──────── THE RECORDS ────────
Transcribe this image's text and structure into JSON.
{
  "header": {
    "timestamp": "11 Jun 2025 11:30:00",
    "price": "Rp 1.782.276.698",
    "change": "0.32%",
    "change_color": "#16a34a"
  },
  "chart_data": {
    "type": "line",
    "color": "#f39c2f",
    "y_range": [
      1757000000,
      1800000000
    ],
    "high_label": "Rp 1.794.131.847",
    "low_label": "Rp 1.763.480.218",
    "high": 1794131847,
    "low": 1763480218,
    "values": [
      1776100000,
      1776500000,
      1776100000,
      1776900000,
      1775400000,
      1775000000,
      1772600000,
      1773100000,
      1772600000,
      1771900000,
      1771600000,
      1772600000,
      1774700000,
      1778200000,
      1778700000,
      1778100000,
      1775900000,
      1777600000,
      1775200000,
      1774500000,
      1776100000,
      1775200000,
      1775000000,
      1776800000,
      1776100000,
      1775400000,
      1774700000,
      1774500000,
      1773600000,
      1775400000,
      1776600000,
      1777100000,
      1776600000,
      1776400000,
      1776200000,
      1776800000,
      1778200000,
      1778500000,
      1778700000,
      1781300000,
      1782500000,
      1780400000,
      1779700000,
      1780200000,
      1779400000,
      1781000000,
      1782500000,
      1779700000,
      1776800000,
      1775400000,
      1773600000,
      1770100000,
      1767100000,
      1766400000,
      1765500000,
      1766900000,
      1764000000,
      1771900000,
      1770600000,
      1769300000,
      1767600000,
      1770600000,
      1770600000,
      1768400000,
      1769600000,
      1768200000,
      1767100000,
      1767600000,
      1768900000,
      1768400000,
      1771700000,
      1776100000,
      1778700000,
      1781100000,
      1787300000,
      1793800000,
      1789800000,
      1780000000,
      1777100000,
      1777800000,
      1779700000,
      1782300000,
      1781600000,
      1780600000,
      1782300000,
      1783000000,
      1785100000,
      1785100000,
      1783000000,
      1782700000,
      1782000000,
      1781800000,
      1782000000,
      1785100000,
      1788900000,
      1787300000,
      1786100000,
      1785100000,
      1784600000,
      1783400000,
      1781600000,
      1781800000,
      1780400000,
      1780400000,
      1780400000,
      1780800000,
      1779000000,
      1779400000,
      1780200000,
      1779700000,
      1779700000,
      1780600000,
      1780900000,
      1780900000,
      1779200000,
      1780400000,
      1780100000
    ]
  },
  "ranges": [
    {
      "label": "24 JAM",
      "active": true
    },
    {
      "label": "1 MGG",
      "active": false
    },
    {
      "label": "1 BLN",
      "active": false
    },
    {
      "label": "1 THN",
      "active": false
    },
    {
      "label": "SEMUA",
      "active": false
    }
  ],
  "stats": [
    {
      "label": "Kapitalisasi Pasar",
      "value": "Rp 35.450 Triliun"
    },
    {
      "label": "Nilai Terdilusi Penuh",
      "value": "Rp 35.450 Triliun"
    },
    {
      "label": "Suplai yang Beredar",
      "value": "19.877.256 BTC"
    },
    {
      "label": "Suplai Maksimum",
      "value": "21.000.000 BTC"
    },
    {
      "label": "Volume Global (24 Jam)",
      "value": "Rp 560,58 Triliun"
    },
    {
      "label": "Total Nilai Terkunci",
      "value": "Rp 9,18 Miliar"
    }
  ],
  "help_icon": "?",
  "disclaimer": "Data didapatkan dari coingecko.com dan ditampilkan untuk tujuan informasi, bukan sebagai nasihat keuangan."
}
────────
**STATED PROBLEM**
Print every line of the records exactly. Omit nothing.

**ANSWER BELOW**
Transcribe this image's text and structure into JSON.
{
  "header": {
    "timestamp": "11 Jun 2025 11:30:00",
    "price": "Rp 1.782.276.698",
    "change": "0.32%",
    "change_color": "#16a34a"
  },
  "chart_data": {
    "type": "line",
    "color": "#f39c2f",
    "y_range": [
      1757000000,
      1800000000
    ],
    "high_label": "Rp 1.794.131.847",
    "low_label": "Rp 1.763.480.218",
    "high": 1794131847,
    "low": 1763480218,
    "values": [
      1776100000,
      1776500000,
      1776100000,
      1776900000,
      1775400000,
      1775000000,
      1772600000,
      1773100000,
      1772600000,
      1771900000,
      1771600000,
      1772600000,
      1774700000,
      1778200000,
      1778700000,
      1778100000,
      1775900000,
      1777600000,
      1775200000,
      1774500000,
      1776100000,
      1775200000,
      1775000000,
      1776800000,
      1776100000,
      1775400000,
      1774700000,
      1774500000,
      1773600000,
      1775400000,
      1776600000,
      1777100000,
      1776600000,
      1776400000,
      1776200000,
      1776800000,
      1778200000,
      1778500000,
      1778700000,
      1781300000,
      1782500000,
      1780400000,
      1779700000,
      1780200000,
      1779400000,
      1781000000,
      1782500000,
      1779700000,
      1776800000,
      1775400000,
      1773600000,
      1770100000,
      1767100000,
      1766400000,
      1765500000,
      1766900000,
      1764000000,
      1771900000,
      1770600000,
      1769300000,
      1767600000,
      1770600000,
      1770600000,
      1768400000,
      1769600000,
      1768200000,
      1767100000,
      1767600000,
      1768900000,
      1768400000,
      1771700000,
      1776100000,
      1778700000,
      1781100000,
      1787300000,
      1793800000,
      1789800000,
      1780000000,
      1777100000,
      1777800000,
      1779700000,
      1782300000,
      1781600000,
      1780600000,
      1782300000,
      1783000000,
      1785100000,
      1785100000,
      1783000000,
      1782700000,
      1782000000,
      1781800000,
      1782000000,
      1785100000,
      1788900000,
      1787300000,
      1786100000,
      1785100000,
      1784600000,
      1783400000,
      1781600000,
      1781800000,
      1780400000,
      1780400000,
      1780400000,
      1780800000,
      1779000000,
      1779400000,
      1780200000,
      1779700000,
      1779700000,
      1780600000,
      1780900000,
      1780900000,
      1779200000,
      1780400000,
      1780100000
    ]
  },
  "ranges": [
    {
      "label": "24 JAM",
      "active": true
    },
    {
      "label": "1 MGG",
      "active": false
    },
    {
      "label": "1 BLN",
      "active": false
    },
    {
      "label": "1 THN",
      "active": false
    },
    {
      "label": "SEMUA",
      "active": false
    }
  ],
  "stats": [
    {
      "label": "Kapitalisasi Pasar",
      "value": "Rp 35.450 Triliun"
    },
    {
      "label": "Nilai Terdilusi Penuh",
      "value": "Rp 35.450 Triliun"
    },
    {
      "label": "Suplai yang Beredar",
      "value": "19.877.256 BTC"
    },
    {
      "label": "Suplai Maksimum",
      "value": "21.000.000 BTC"
    },
    {
      "label": "Volume Global (24 Jam)",
      "value": "Rp 560,58 Triliun"
    },
    {
      "label": "Total Nilai Terkunci",
      "value": "Rp 9,18 Miliar"
    }
  ],
  "help_icon": "?",
  "disclaimer": "Data didapatkan dari coingecko.com dan ditampilkan untuk tujuan informasi, bukan sebagai nasihat keuangan."
}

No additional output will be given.